*PROVIDED TEXT:*

....................

But instead there was a big red ‘A’ on the top of the page. Along with a note “Tracy, see what you can do when you write from your heart.”
And I find that still today – the best writing comes from my heart – and no, it won’t be with the best grammar or spelling, but it will always be me.
Which is why I’m thrilled to announce today that my words are in a book.
A little over a year ago, two amazing women came up with a writing series called “This Is Childhood.” They invited eight of us to join them to celebrate each year from age one to age 10.
I wrote about seven. My Esther at seven.
Well Brain Child Magazine picked up our series of essays and has published them in a journal that launches today. This journal includes not only our essays of childhood, but also provides pages for parents to write their own thoughts as their children experience the joy (and the hard) of just being kids. It gives parents a place to write from their heart. Which is where all of our best writing comes from.
However, for me, being included in this book is just the frosting on the cake. The cake is made up of many layers of love from getting to know the nine other authors and moms. Over the past year they’ve become friends, mentors, and women I admire more than anything. They are brave, beautiful, and giving. I’m so grateful that blogging has given me the gift of incredibly talented ‘writerly’ friends, who don’t think my words aren’t worth publishing because I am ‘just a blogger.’
I stand among greatness my friends…
So thank you Allison – whom I’ve know the longest – for your friendship, your support in this endeavor, your brilliant writing, and the daily laughs and tears we have in this strange on-line space.

....................

*COMPLETE THE FOLLOWING:*
1. Please translate this sentence from the blog post into Spanish: "Which is why I'm thrilled to announce today that my words are in a book."
2. In the blog post, which magazine picked up the "This Is Childhood" essays and published them in a journal?

*DATASET EXCERPTS:*
....................

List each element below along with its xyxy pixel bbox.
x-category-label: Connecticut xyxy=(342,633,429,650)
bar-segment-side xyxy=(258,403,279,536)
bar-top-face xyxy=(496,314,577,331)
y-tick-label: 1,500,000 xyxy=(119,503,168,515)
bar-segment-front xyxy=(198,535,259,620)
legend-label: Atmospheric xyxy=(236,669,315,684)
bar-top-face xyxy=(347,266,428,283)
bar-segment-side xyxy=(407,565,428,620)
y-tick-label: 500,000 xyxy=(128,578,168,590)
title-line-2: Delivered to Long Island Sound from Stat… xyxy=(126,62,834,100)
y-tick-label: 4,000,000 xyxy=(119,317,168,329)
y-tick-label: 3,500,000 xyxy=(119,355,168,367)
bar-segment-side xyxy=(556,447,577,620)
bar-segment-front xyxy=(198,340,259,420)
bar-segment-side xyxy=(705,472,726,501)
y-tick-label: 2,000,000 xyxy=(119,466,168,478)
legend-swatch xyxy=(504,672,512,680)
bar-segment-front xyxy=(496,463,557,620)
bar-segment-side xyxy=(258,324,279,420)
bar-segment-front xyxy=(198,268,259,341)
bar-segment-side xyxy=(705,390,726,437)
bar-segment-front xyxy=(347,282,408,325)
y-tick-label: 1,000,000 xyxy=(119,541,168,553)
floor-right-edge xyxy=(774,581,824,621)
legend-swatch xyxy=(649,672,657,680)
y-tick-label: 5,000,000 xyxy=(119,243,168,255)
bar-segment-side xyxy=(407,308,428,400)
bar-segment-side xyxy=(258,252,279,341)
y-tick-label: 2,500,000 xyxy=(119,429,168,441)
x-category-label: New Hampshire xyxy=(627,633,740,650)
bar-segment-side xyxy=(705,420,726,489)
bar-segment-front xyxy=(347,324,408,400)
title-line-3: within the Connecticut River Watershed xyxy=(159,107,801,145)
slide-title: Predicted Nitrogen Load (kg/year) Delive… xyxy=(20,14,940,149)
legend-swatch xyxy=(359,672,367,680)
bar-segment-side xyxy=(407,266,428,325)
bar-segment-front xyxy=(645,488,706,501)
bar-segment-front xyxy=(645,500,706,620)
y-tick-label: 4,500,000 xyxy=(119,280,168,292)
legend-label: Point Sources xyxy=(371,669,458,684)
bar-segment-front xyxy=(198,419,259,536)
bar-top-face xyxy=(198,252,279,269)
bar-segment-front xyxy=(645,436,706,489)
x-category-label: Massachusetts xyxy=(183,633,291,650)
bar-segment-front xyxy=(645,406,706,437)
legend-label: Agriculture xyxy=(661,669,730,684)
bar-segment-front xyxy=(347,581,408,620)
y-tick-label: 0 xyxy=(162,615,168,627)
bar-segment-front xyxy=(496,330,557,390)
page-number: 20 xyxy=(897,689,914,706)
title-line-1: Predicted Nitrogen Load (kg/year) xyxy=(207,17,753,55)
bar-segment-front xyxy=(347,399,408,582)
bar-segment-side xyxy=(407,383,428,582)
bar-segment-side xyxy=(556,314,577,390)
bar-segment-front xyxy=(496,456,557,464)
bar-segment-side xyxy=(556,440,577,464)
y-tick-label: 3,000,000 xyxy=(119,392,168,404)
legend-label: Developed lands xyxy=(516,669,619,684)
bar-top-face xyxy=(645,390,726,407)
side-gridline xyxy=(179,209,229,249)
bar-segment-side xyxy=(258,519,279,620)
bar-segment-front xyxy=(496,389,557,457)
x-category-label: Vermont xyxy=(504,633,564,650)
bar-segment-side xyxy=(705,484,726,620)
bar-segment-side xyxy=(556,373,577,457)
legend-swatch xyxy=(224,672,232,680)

....................

*TASK-BY-TASK ANSWERS:*
1. Por eso me emociona anunciar hoy que mis palabras están en un libro.

2. Brain Child Magazine